*Work task*: One number alone answers this: the count of lines below in which the word "viene" is found.

*Records for processing*:
────────────────────

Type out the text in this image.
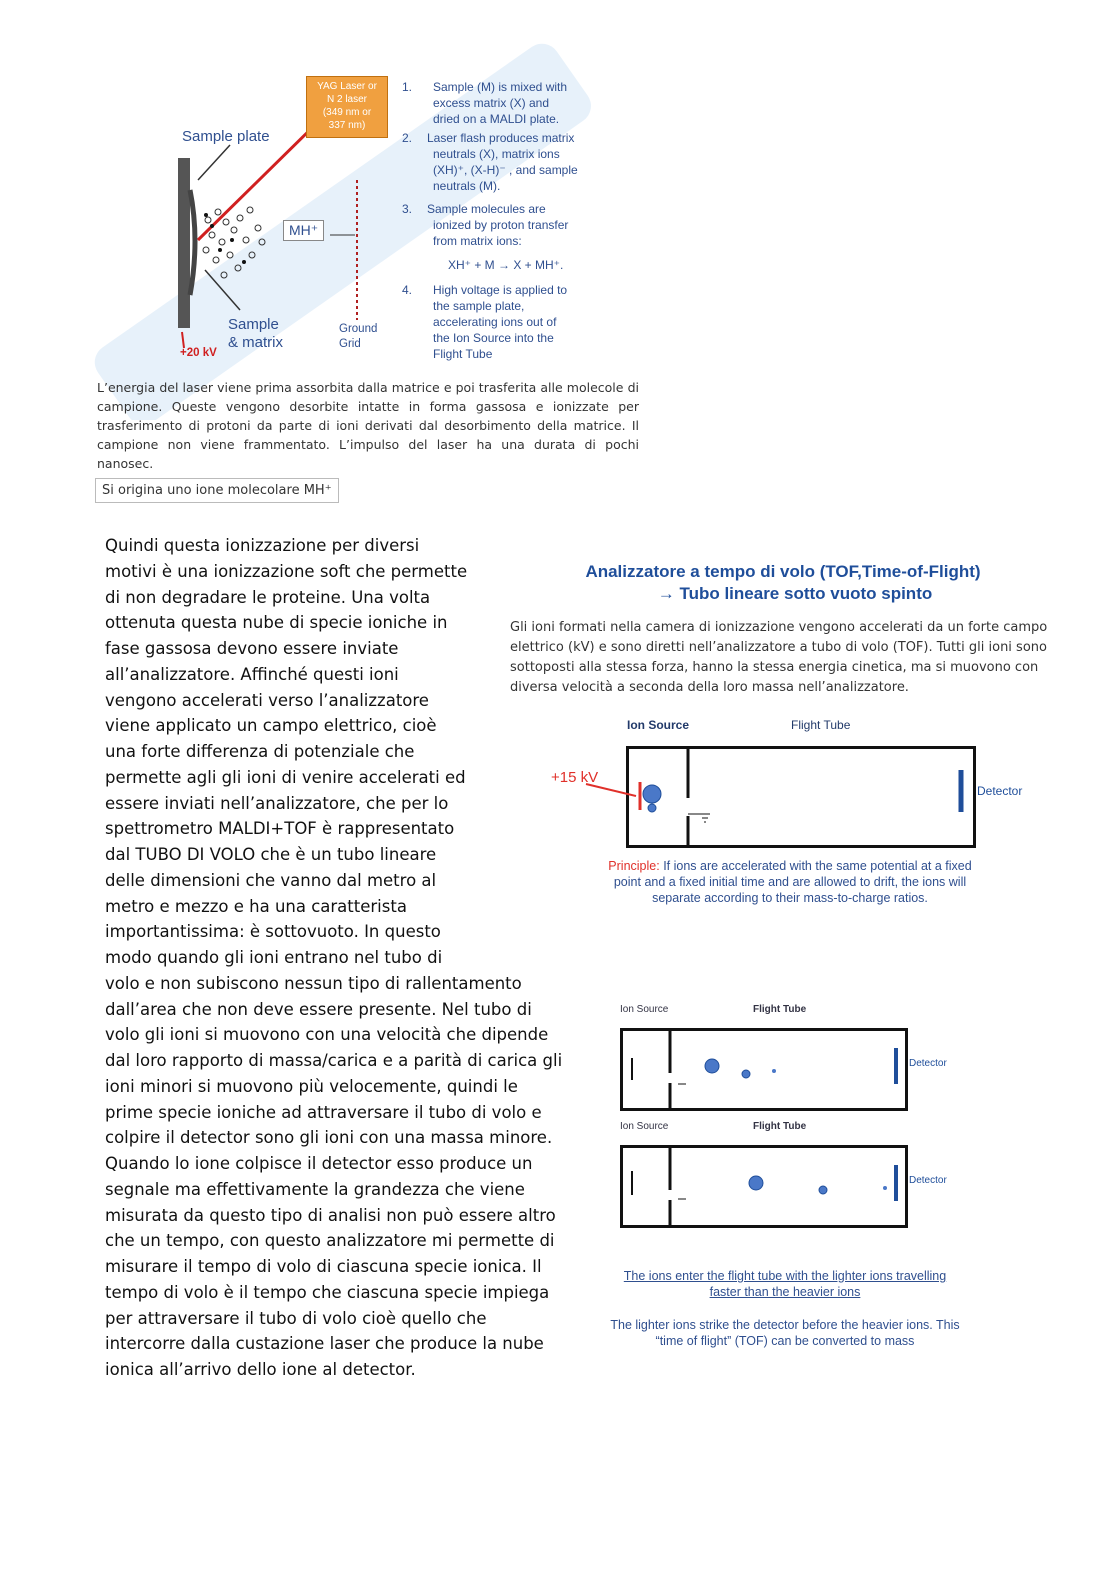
YAG Laser or
N 2 laser
(349 nm or
337 nm)
Sample plate
MH⁺
Sample
& matrix
Ground
Grid
+20 kV
1. Sample (M) is mixed with
excess matrix (X) and
dried on a MALDI plate.
2. Laser flash produces matrix
neutrals (X), matrix ions
(XH)⁺, (X-H)⁻ , and sample
neutrals (M).
3. Sample molecules are
ionized by proton transfer
from matrix ions:
XH⁺ + M → X + MH⁺.
4. High voltage is applied to
the sample plate,
accelerating ions out of
the Ion Source into the
Flight Tube
L’energia del laser viene prima assorbita dalla matrice e poi trasferita alle molecole di campione. Queste vengono desorbite intatte in forma gassosa e ionizzate per trasferimento di protoni da parte di ioni derivati dal desorbimento della matrice. Il campione non viene frammentato. L’impulso del laser ha una durata di pochi nanosec.
Si origina uno ione molecolare MH⁺
Quindi questa ionizzazione per diversi
motivi è una ionizzazione soft che permette
di non degradare le proteine. Una volta
ottenuta questa nube di specie ioniche in
fase gassosa devono essere inviate
all’analizzatore. Affinché questi ioni
vengono accelerati verso l’analizzatore
viene applicato un campo elettrico, cioè
una forte differenza di potenziale che
permette agli gli ioni di venire accelerati ed
essere inviati nell’analizzatore, che per lo
spettrometro MALDI+TOF è rappresentato
dal TUBO DI VOLO che è un tubo lineare
delle dimensioni che vanno dal metro al
metro e mezzo e ha una caratterista
importantissima: è sottovuoto. In questo
modo quando gli ioni entrano nel tubo di
volo e non subiscono nessun tipo di rallentamento
dall’area che non deve essere presente. Nel tubo di
volo gli ioni si muovono con una velocità che dipende
dal loro rapporto di massa/carica e a parità di carica gli
ioni minori si muovono più velocemente, quindi le
prime specie ioniche ad attraversare il tubo di volo e
colpire il detector sono gli ioni con una massa minore.
Quando lo ione colpisce il detector esso produce un
segnale ma effettivamente la grandezza che viene
misurata da questo tipo di analisi non può essere altro
che un tempo, con questo analizzatore mi permette di
misurare il tempo di volo di ciascuna specie ionica. Il
tempo di volo è il tempo che ciascuna specie impiega
per attraversare il tubo di volo cioè quello che
intercorre dalla custazione laser che produce la nube
ionica all’arrivo dello ione al detector.
Analizzatore a tempo di volo (TOF,Time-of-Flight)
→ Tubo lineare sotto vuoto spinto
Gli ioni formati nella camera di ionizzazione vengono accelerati da un forte campo elettrico (kV) e sono diretti nell’analizzatore a tubo di volo (TOF). Tutti gli ioni sono sottoposti alla stessa forza, hanno la stessa energia cinetica, ma si muovono con diversa velocità a seconda della loro massa nell’analizzatore.
Ion Source	Flight Tube
+15 kV
Detector
Principle: If ions are accelerated with the same potential at a fixed point and a fixed initial time and are allowed to drift, the ions will separate according to their mass-to-charge ratios.
Ion Source	Flight Tube
Detector
Ion Source	Flight Tube
Detector
The ions enter the flight tube with the lighter ions travelling faster than the heavier ions
The lighter ions strike the detector before the heavier ions. This “time of flight” (TOF) can be converted to mass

────────────────────

*Answer space*: 3